Objective:
Tally the lines that include "устройств". Output the number only.

Record extracts:

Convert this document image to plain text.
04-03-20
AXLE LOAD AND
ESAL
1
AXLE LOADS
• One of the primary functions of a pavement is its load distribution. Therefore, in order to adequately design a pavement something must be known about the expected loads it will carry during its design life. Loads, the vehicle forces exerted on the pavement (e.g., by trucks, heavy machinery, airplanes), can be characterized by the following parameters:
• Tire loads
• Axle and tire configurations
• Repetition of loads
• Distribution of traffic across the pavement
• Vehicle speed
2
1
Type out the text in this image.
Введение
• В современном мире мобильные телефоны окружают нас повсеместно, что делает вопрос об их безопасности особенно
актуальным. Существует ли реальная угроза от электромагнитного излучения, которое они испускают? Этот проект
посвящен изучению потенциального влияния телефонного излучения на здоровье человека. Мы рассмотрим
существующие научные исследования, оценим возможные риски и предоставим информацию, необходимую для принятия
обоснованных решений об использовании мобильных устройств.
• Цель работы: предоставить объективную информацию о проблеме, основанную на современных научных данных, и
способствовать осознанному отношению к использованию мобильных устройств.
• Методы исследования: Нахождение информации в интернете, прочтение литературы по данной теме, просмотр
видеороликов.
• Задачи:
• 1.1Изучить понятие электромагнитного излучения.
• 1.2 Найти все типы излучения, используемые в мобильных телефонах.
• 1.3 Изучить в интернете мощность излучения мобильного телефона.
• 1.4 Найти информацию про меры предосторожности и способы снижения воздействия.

---

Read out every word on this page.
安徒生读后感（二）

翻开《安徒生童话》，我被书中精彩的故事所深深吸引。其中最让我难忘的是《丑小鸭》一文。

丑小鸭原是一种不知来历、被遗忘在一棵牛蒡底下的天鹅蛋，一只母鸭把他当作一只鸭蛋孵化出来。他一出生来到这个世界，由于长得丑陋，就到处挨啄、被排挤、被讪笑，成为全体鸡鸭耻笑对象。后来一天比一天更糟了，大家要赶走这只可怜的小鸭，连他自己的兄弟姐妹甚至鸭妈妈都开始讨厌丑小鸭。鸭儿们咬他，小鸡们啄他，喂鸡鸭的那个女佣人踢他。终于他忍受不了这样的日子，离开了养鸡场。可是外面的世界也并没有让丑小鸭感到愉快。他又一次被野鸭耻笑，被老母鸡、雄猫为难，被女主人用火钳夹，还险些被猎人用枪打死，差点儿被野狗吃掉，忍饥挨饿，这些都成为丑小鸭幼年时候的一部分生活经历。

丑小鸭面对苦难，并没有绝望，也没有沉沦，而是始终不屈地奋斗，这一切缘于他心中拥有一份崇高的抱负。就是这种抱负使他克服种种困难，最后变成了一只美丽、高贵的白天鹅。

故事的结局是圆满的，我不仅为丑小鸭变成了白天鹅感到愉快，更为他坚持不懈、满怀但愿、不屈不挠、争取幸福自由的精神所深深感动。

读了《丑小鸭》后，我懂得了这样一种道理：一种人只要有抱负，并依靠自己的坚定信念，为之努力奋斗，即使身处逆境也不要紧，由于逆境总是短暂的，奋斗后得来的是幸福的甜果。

Output for this exercise:
2